## START Input rows

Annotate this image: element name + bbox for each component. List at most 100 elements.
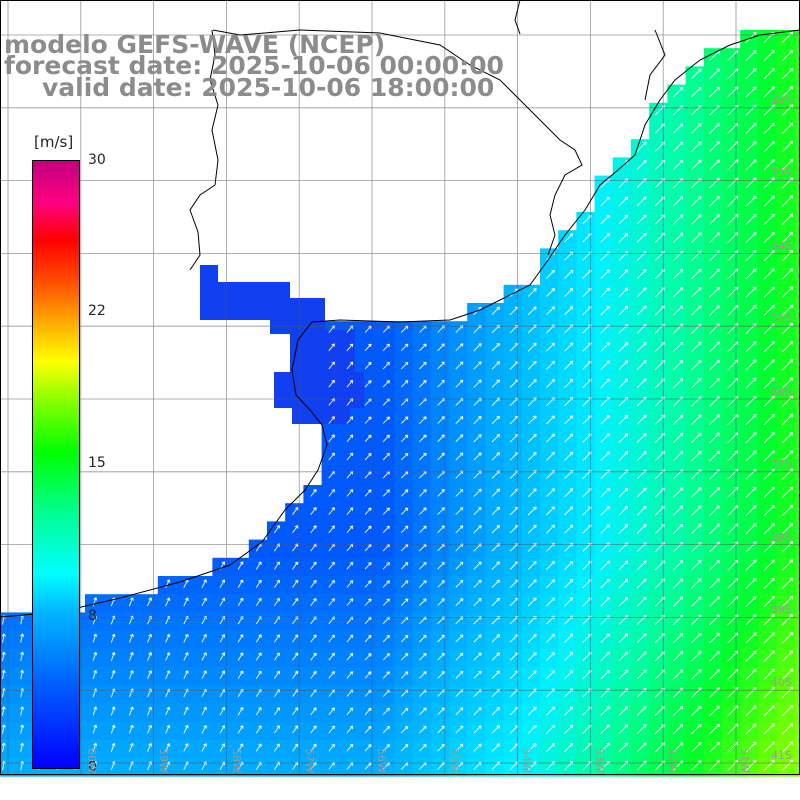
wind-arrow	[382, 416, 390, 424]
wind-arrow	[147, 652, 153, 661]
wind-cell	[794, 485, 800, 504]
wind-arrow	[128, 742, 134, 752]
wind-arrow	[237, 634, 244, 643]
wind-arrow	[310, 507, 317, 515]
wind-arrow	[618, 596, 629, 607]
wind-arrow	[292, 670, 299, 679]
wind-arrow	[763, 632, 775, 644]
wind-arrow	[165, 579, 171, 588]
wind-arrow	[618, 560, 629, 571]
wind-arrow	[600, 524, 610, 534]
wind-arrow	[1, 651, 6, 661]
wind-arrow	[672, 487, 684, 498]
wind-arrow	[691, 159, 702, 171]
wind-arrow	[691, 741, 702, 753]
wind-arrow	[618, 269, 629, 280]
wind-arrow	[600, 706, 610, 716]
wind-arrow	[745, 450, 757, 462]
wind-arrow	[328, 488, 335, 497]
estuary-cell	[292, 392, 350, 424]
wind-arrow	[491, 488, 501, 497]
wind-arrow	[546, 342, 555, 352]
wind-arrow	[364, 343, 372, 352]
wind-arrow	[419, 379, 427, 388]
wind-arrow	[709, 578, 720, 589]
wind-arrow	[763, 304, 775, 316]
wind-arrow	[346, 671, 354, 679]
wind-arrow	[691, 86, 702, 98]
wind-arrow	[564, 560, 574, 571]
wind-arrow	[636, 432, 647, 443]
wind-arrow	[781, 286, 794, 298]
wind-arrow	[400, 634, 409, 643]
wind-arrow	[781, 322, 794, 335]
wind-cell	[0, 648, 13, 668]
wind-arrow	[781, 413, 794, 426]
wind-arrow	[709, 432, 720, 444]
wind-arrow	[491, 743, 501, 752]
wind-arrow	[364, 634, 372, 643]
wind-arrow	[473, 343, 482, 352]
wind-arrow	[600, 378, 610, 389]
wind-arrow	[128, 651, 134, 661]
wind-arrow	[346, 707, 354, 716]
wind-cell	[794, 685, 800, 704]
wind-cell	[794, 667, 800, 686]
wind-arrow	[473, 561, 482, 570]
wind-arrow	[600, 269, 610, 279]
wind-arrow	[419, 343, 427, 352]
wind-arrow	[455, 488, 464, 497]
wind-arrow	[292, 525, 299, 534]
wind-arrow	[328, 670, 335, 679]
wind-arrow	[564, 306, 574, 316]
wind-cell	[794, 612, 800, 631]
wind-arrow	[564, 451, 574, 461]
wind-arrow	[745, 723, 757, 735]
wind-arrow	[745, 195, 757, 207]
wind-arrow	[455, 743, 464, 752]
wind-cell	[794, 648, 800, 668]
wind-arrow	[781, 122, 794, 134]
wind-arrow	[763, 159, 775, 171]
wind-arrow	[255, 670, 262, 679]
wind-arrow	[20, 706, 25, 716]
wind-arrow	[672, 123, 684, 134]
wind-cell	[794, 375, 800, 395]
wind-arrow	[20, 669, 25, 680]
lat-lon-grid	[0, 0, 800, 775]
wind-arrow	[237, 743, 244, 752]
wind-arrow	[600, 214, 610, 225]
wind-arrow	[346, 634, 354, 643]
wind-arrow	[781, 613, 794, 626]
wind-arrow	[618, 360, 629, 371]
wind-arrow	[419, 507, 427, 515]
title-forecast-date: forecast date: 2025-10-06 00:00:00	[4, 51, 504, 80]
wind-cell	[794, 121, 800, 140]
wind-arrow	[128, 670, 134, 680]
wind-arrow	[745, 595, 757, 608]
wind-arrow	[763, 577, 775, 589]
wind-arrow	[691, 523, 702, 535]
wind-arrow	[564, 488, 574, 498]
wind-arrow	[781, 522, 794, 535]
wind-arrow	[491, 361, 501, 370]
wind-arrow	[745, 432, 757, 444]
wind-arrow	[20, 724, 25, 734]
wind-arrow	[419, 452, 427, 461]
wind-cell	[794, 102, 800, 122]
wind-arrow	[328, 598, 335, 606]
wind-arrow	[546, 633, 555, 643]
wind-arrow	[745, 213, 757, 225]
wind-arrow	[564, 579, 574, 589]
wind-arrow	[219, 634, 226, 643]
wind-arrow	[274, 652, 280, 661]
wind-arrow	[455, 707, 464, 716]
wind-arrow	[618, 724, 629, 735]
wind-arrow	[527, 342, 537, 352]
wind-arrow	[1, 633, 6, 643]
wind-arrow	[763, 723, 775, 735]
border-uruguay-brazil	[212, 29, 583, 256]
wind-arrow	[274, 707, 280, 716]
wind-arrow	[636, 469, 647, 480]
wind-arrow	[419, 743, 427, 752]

## END Input rows
## START Input rows

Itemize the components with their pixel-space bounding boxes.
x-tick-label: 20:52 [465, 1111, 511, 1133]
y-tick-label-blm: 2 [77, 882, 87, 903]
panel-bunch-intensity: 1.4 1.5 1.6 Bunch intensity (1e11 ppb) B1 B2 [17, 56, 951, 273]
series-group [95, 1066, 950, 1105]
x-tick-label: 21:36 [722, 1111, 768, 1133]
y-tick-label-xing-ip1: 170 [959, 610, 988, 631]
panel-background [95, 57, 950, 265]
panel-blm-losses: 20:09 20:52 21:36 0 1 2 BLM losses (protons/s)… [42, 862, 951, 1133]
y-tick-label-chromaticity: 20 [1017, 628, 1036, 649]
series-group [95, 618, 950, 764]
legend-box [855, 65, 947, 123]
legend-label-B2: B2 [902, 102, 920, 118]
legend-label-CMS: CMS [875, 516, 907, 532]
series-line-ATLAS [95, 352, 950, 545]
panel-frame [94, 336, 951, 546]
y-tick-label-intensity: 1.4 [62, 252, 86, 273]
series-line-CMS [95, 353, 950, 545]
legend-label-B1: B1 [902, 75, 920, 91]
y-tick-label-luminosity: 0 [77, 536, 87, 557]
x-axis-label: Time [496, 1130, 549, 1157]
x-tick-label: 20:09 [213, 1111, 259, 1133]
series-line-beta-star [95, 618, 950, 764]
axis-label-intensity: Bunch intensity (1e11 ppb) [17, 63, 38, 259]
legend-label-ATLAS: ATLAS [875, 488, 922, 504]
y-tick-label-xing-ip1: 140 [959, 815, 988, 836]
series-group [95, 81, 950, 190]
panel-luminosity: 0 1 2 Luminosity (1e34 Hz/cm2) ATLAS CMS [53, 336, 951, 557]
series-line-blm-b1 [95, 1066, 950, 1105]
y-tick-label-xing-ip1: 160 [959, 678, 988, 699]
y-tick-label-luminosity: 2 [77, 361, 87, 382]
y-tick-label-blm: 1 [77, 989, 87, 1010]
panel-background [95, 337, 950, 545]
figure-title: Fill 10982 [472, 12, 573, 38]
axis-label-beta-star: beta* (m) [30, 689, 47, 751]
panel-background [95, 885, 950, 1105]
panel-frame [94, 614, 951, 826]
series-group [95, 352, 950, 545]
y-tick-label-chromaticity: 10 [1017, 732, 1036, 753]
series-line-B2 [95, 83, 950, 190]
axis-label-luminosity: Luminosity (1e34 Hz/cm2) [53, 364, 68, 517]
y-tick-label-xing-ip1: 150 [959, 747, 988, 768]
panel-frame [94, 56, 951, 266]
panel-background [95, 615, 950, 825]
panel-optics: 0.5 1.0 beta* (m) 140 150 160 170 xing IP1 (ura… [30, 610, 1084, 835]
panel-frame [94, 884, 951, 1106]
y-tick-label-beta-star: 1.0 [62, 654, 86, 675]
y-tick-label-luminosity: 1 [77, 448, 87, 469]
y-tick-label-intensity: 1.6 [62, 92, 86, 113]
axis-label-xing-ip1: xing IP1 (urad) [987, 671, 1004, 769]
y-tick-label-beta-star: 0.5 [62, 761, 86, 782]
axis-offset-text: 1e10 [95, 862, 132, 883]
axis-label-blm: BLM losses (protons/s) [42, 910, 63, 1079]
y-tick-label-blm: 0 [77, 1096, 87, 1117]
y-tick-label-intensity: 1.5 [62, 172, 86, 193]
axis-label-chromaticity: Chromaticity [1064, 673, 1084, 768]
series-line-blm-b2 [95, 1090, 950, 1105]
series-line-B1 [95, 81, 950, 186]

## END Input rows

* _What is being asked_:
Copy out the records from the line containing "416, 390, 424]" through the line containing "322, 794, 335]", both included, unchanged.

* _In response_:
wind-arrow	[382, 416, 390, 424]
wind-arrow	[147, 652, 153, 661]
wind-cell	[794, 485, 800, 504]
wind-arrow	[128, 742, 134, 752]
wind-arrow	[237, 634, 244, 643]
wind-arrow	[310, 507, 317, 515]
wind-arrow	[618, 596, 629, 607]
wind-arrow	[292, 670, 299, 679]
wind-arrow	[763, 632, 775, 644]
wind-arrow	[165, 579, 171, 588]
wind-arrow	[618, 560, 629, 571]
wind-arrow	[600, 524, 610, 534]
wind-arrow	[1, 651, 6, 661]
wind-arrow	[672, 487, 684, 498]
wind-arrow	[691, 159, 702, 171]
wind-arrow	[691, 741, 702, 753]
wind-arrow	[618, 269, 629, 280]
wind-arrow	[600, 706, 610, 716]
wind-arrow	[745, 450, 757, 462]
wind-arrow	[328, 488, 335, 497]
estuary-cell	[292, 392, 350, 424]
wind-arrow	[491, 488, 501, 497]
wind-arrow	[546, 342, 555, 352]
wind-arrow	[364, 343, 372, 352]
wind-arrow	[419, 379, 427, 388]
wind-arrow	[709, 578, 720, 589]
wind-arrow	[763, 304, 775, 316]
wind-arrow	[346, 671, 354, 679]
wind-arrow	[691, 86, 702, 98]
wind-arrow	[564, 560, 574, 571]
wind-arrow	[636, 432, 647, 443]
wind-arrow	[781, 286, 794, 298]
wind-arrow	[400, 634, 409, 643]
wind-arrow	[781, 322, 794, 335]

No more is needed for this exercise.